PROBLEM REQUIREMENTS. Skip the pictures. Repeat everything else in the records word for word.

DATA FOR THIS TASK.
◆ ◆ ◆
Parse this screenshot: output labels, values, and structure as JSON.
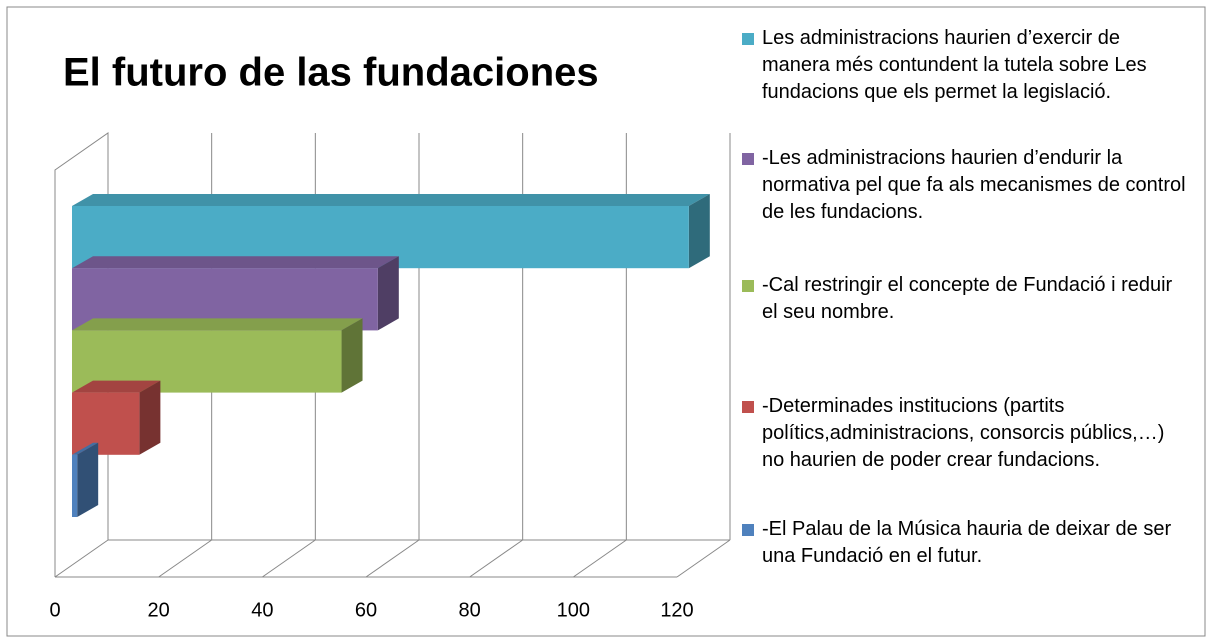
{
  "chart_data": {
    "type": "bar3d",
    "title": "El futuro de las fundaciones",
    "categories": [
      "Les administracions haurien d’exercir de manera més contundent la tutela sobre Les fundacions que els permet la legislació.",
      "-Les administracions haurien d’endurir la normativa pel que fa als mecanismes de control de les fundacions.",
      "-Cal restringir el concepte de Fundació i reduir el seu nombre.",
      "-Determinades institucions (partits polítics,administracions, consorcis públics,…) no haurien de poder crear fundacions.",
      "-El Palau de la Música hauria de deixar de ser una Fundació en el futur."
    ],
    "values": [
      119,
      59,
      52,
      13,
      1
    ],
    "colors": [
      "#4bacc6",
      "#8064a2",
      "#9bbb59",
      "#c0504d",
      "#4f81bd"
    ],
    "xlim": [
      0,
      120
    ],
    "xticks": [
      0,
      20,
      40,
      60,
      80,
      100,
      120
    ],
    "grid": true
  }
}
◆ ◆ ◆
RESPONSE.
Parse this screenshot: output labels, values, and structure as JSON.
{
  "chart_data": {
    "type": "bar3d",
    "title": "El futuro de las fundaciones",
    "categories": [
      "Les administracions haurien d’exercir de manera més contundent la tutela sobre Les fundacions que els permet la legislació.",
      "-Les administracions haurien d’endurir la normativa pel que fa als mecanismes de control de les fundacions.",
      "-Cal restringir el concepte de Fundació i reduir el seu nombre.",
      "-Determinades institucions (partits polítics,administracions, consorcis públics,…) no haurien de poder crear fundacions.",
      "-El Palau de la Música hauria de deixar de ser una Fundació en el futur."
    ],
    "values": [
      119,
      59,
      52,
      13,
      1
    ],
    "colors": [
      "#4bacc6",
      "#8064a2",
      "#9bbb59",
      "#c0504d",
      "#4f81bd"
    ],
    "xlim": [
      0,
      120
    ],
    "xticks": [
      0,
      20,
      40,
      60,
      80,
      100,
      120
    ],
    "grid": true
  }
}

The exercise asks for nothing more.